_REQUIRED WORK_
Without the pictures, repeat the listing character for character.

_DATASET RECORDS_
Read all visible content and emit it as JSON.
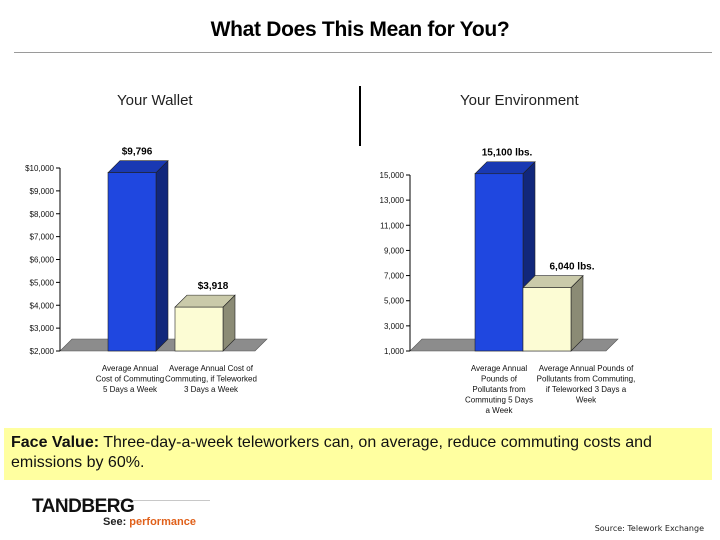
{
  "title": "What Does This Mean for You?",
  "charts": {
    "wallet": {
      "heading": "Your Wallet"
    },
    "environment": {
      "heading": "Your Environment"
    }
  },
  "chart_data": [
    {
      "type": "bar",
      "title": "Your Wallet",
      "categories": [
        "Average Annual Cost of Commuting 5 Days a Week",
        "Average Annual Cost of Commuting, if Teleworked 3 Days a Week"
      ],
      "category_lines": [
        [
          "Average Annual",
          "Cost of Commuting",
          "5 Days a Week"
        ],
        [
          "Average Annual Cost of",
          "Commuting, if Teleworked",
          "3 Days a Week"
        ]
      ],
      "values": [
        9796,
        3918
      ],
      "value_labels": [
        "$9,796",
        "$3,918"
      ],
      "ylim": [
        2000,
        10000
      ],
      "yticks": [
        2000,
        3000,
        4000,
        5000,
        6000,
        7000,
        8000,
        9000,
        10000
      ],
      "ytick_labels": [
        "$2,000",
        "$3,000",
        "$4,000",
        "$5,000",
        "$6,000",
        "$7,000",
        "$8,000",
        "$9,000",
        "$10,000"
      ],
      "colors": [
        "#1f47e0",
        "#fcfcd4"
      ],
      "grid": false,
      "style": "3d"
    },
    {
      "type": "bar",
      "title": "Your Environment",
      "categories": [
        "Average Annual Pounds of Pollutants from Commuting 5 Days a Week",
        "Average Annual Pounds of Pollutants from Commuting, if Teleworked 3 Days a Week"
      ],
      "category_lines": [
        [
          "Average Annual",
          "Pounds of",
          "Pollutants from",
          "Commuting 5 Days",
          "a Week"
        ],
        [
          "Average Annual Pounds of",
          "Pollutants from Commuting,",
          "if Teleworked 3 Days a",
          "Week"
        ]
      ],
      "values": [
        15100,
        6040
      ],
      "value_labels": [
        "15,100 lbs.",
        "6,040 lbs."
      ],
      "ylim": [
        1000,
        15000
      ],
      "yticks": [
        1000,
        3000,
        5000,
        7000,
        9000,
        11000,
        13000,
        15000
      ],
      "ytick_labels": [
        "1,000",
        "3,000",
        "5,000",
        "7,000",
        "9,000",
        "11,000",
        "13,000",
        "15,000"
      ],
      "colors": [
        "#1f47e0",
        "#fcfcd4"
      ],
      "grid": false,
      "style": "3d"
    }
  ],
  "callout": {
    "label": "Face Value:",
    "text": " Three-day-a-week teleworkers can, on average, reduce commuting costs and emissions by 60%.",
    "background": "#ffffa0"
  },
  "footer": {
    "logo": "TANDBERG",
    "tagline_see": "See:",
    "tagline_performance": " performance",
    "tagline_color": "#e0601a",
    "source": "Source: Telework Exchange"
  }
}
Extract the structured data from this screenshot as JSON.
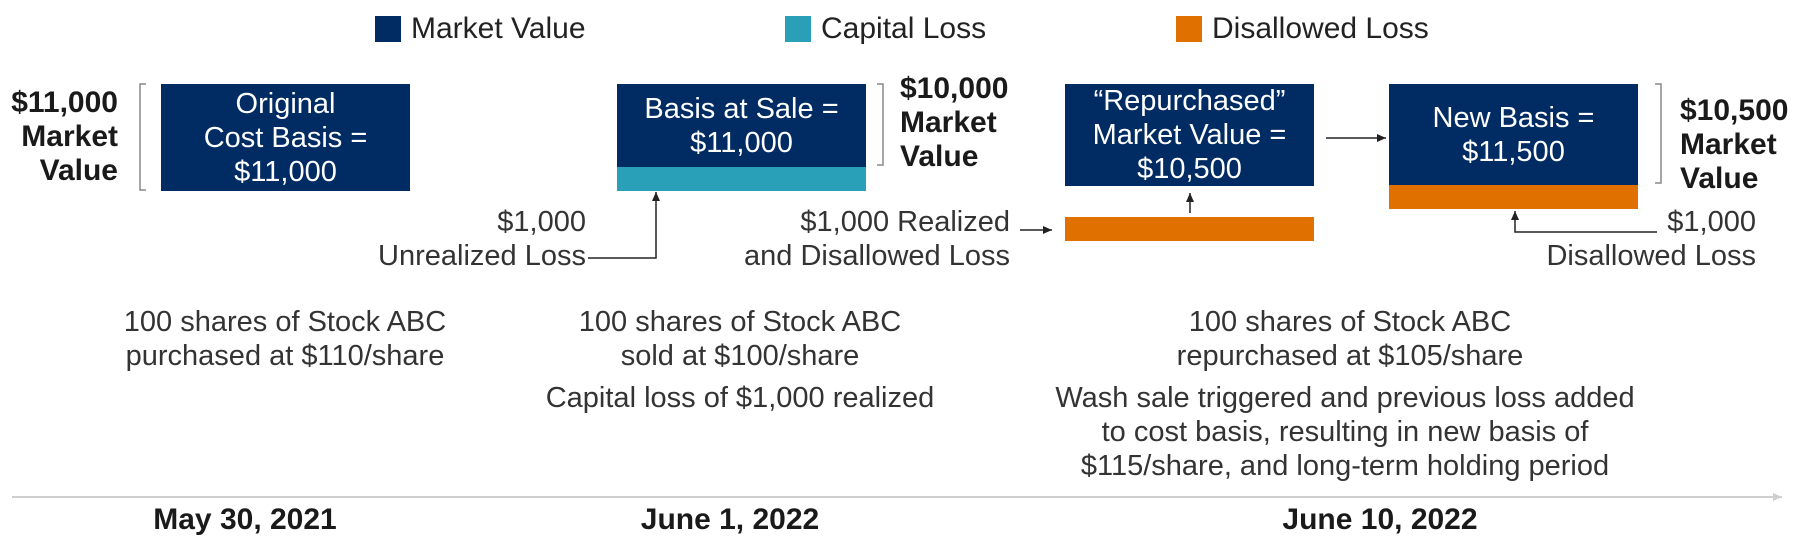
{
  "legend": [
    {
      "label": "Market Value",
      "color": "#002b63"
    },
    {
      "label": "Capital Loss",
      "color": "#2aa0b8"
    },
    {
      "label": "Disallowed Loss",
      "color": "#e07000"
    }
  ],
  "colors": {
    "market_value": "#002b63",
    "capital_loss": "#2aa0b8",
    "disallowed_loss": "#e07000",
    "line": "#222222",
    "timeline": "#cfcfcf"
  },
  "stage1": {
    "side_label": [
      "$11,000",
      "Market",
      "Value"
    ],
    "box_lines": [
      "Original",
      "Cost Basis =",
      "$11,000"
    ],
    "desc": [
      "100 shares of Stock ABC",
      "purchased at $110/share"
    ],
    "date": "May 30, 2021"
  },
  "stage2": {
    "box_lines": [
      "Basis at Sale =",
      "$11,000"
    ],
    "side_label": [
      "$10,000",
      "Market",
      "Value"
    ],
    "loss_label": [
      "$1,000",
      "Unrealized Loss"
    ],
    "desc": [
      "100 shares of Stock ABC",
      "sold at $100/share"
    ],
    "note": "Capital loss of $1,000 realized",
    "date": "June 1, 2022"
  },
  "stage3": {
    "box_lines": [
      "“Repurchased”",
      "Market Value =",
      "$10,500"
    ],
    "loss_label": [
      "$1,000 Realized",
      "and Disallowed Loss"
    ]
  },
  "stage4": {
    "box_lines": [
      "New Basis =",
      "$11,500"
    ],
    "side_label": [
      "$10,500",
      "Market",
      "Value"
    ],
    "loss_label": [
      "$1,000",
      "Disallowed Loss"
    ]
  },
  "stage34": {
    "desc": [
      "100 shares of Stock ABC",
      "repurchased at $105/share"
    ],
    "note": [
      "Wash sale triggered and previous loss added",
      "to cost basis, resulting in new basis of",
      "$115/share, and long-term holding period"
    ],
    "date": "June 10, 2022"
  }
}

_COMPLETE RESPONSE_
Read all visible content and emit it as JSON.
{
  "title": "What Does This Mean for You?",
  "charts": {
    "wallet": {
      "heading": "Your Wallet"
    },
    "environment": {
      "heading": "Your Environment"
    }
  },
  "chart_data": [
    {
      "type": "bar",
      "title": "Your Wallet",
      "categories": [
        "Average Annual Cost of Commuting 5 Days a Week",
        "Average Annual Cost of Commuting, if Teleworked 3 Days a Week"
      ],
      "category_lines": [
        [
          "Average Annual",
          "Cost of Commuting",
          "5 Days a Week"
        ],
        [
          "Average Annual Cost of",
          "Commuting, if Teleworked",
          "3 Days a Week"
        ]
      ],
      "values": [
        9796,
        3918
      ],
      "value_labels": [
        "$9,796",
        "$3,918"
      ],
      "ylim": [
        2000,
        10000
      ],
      "yticks": [
        2000,
        3000,
        4000,
        5000,
        6000,
        7000,
        8000,
        9000,
        10000
      ],
      "ytick_labels": [
        "$2,000",
        "$3,000",
        "$4,000",
        "$5,000",
        "$6,000",
        "$7,000",
        "$8,000",
        "$9,000",
        "$10,000"
      ],
      "colors": [
        "#1f47e0",
        "#fcfcd4"
      ],
      "grid": false,
      "style": "3d"
    },
    {
      "type": "bar",
      "title": "Your Environment",
      "categories": [
        "Average Annual Pounds of Pollutants from Commuting 5 Days a Week",
        "Average Annual Pounds of Pollutants from Commuting, if Teleworked 3 Days a Week"
      ],
      "category_lines": [
        [
          "Average Annual",
          "Pounds of",
          "Pollutants from",
          "Commuting 5 Days",
          "a Week"
        ],
        [
          "Average Annual Pounds of",
          "Pollutants from Commuting,",
          "if Teleworked 3 Days a",
          "Week"
        ]
      ],
      "values": [
        15100,
        6040
      ],
      "value_labels": [
        "15,100 lbs.",
        "6,040 lbs."
      ],
      "ylim": [
        1000,
        15000
      ],
      "yticks": [
        1000,
        3000,
        5000,
        7000,
        9000,
        11000,
        13000,
        15000
      ],
      "ytick_labels": [
        "1,000",
        "3,000",
        "5,000",
        "7,000",
        "9,000",
        "11,000",
        "13,000",
        "15,000"
      ],
      "colors": [
        "#1f47e0",
        "#fcfcd4"
      ],
      "grid": false,
      "style": "3d"
    }
  ],
  "callout": {
    "label": "Face Value:",
    "text": " Three-day-a-week teleworkers can, on average, reduce commuting costs and emissions by 60%.",
    "background": "#ffffa0"
  },
  "footer": {
    "logo": "TANDBERG",
    "tagline_see": "See:",
    "tagline_performance": " performance",
    "tagline_color": "#e0601a",
    "source": "Source: Telework Exchange"
  }
}
Extract the structured data from this screenshot as JSON.
{
  "legend": [
    {
      "label": "Market Value",
      "color": "#002b63"
    },
    {
      "label": "Capital Loss",
      "color": "#2aa0b8"
    },
    {
      "label": "Disallowed Loss",
      "color": "#e07000"
    }
  ],
  "colors": {
    "market_value": "#002b63",
    "capital_loss": "#2aa0b8",
    "disallowed_loss": "#e07000",
    "line": "#222222",
    "timeline": "#cfcfcf"
  },
  "stage1": {
    "side_label": [
      "$11,000",
      "Market",
      "Value"
    ],
    "box_lines": [
      "Original",
      "Cost Basis =",
      "$11,000"
    ],
    "desc": [
      "100 shares of Stock ABC",
      "purchased at $110/share"
    ],
    "date": "May 30, 2021"
  },
  "stage2": {
    "box_lines": [
      "Basis at Sale =",
      "$11,000"
    ],
    "side_label": [
      "$10,000",
      "Market",
      "Value"
    ],
    "loss_label": [
      "$1,000",
      "Unrealized Loss"
    ],
    "desc": [
      "100 shares of Stock ABC",
      "sold at $100/share"
    ],
    "note": "Capital loss of $1,000 realized",
    "date": "June 1, 2022"
  },
  "stage3": {
    "box_lines": [
      "“Repurchased”",
      "Market Value =",
      "$10,500"
    ],
    "loss_label": [
      "$1,000 Realized",
      "and Disallowed Loss"
    ]
  },
  "stage4": {
    "box_lines": [
      "New Basis =",
      "$11,500"
    ],
    "side_label": [
      "$10,500",
      "Market",
      "Value"
    ],
    "loss_label": [
      "$1,000",
      "Disallowed Loss"
    ]
  },
  "stage34": {
    "desc": [
      "100 shares of Stock ABC",
      "repurchased at $105/share"
    ],
    "note": [
      "Wash sale triggered and previous loss added",
      "to cost basis, resulting in new basis of",
      "$115/share, and long-term holding period"
    ],
    "date": "June 10, 2022"
  }
}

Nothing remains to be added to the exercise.